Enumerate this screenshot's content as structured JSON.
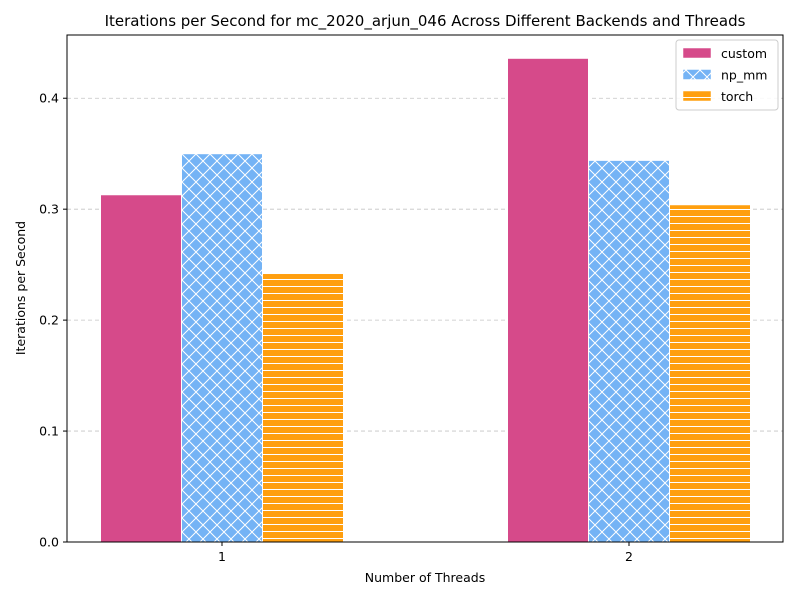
{
  "chart_data": {
    "type": "bar",
    "title": "Iterations per Second for mc_2020_arjun_046 Across Different Backends and Threads",
    "xlabel": "Number of Threads",
    "ylabel": "Iterations per Second",
    "categories": [
      "1",
      "2"
    ],
    "series": [
      {
        "name": "custom",
        "values": [
          0.313,
          0.436
        ],
        "color": "#d64a8a",
        "pattern": "solid"
      },
      {
        "name": "np_mm",
        "values": [
          0.35,
          0.344
        ],
        "color": "#74b3f5",
        "pattern": "cross-hatch"
      },
      {
        "name": "torch",
        "values": [
          0.242,
          0.304
        ],
        "color": "#ff9f0f",
        "pattern": "horizontal-lines"
      }
    ],
    "ylim": [
      0,
      0.457
    ],
    "yticks": [
      0.0,
      0.1,
      0.2,
      0.3,
      0.4
    ],
    "ytick_labels": [
      "0.0",
      "0.1",
      "0.2",
      "0.3",
      "0.4"
    ],
    "grid": "horizontal dashed",
    "legend_position": "top-right"
  }
}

• _TASK DETAILS_
Quote the preceding records in their entirety, excluding every picture.

• _TASK OUTPUT_
Enumerate this screenshot's content as structured JSON.
{
  "chart_data": {
    "type": "bar",
    "title": "Iterations per Second for mc_2020_arjun_046 Across Different Backends and Threads",
    "xlabel": "Number of Threads",
    "ylabel": "Iterations per Second",
    "categories": [
      "1",
      "2"
    ],
    "series": [
      {
        "name": "custom",
        "values": [
          0.313,
          0.436
        ],
        "color": "#d64a8a",
        "pattern": "solid"
      },
      {
        "name": "np_mm",
        "values": [
          0.35,
          0.344
        ],
        "color": "#74b3f5",
        "pattern": "cross-hatch"
      },
      {
        "name": "torch",
        "values": [
          0.242,
          0.304
        ],
        "color": "#ff9f0f",
        "pattern": "horizontal-lines"
      }
    ],
    "ylim": [
      0,
      0.457
    ],
    "yticks": [
      0.0,
      0.1,
      0.2,
      0.3,
      0.4
    ],
    "ytick_labels": [
      "0.0",
      "0.1",
      "0.2",
      "0.3",
      "0.4"
    ],
    "grid": "horizontal dashed",
    "legend_position": "top-right"
  }
}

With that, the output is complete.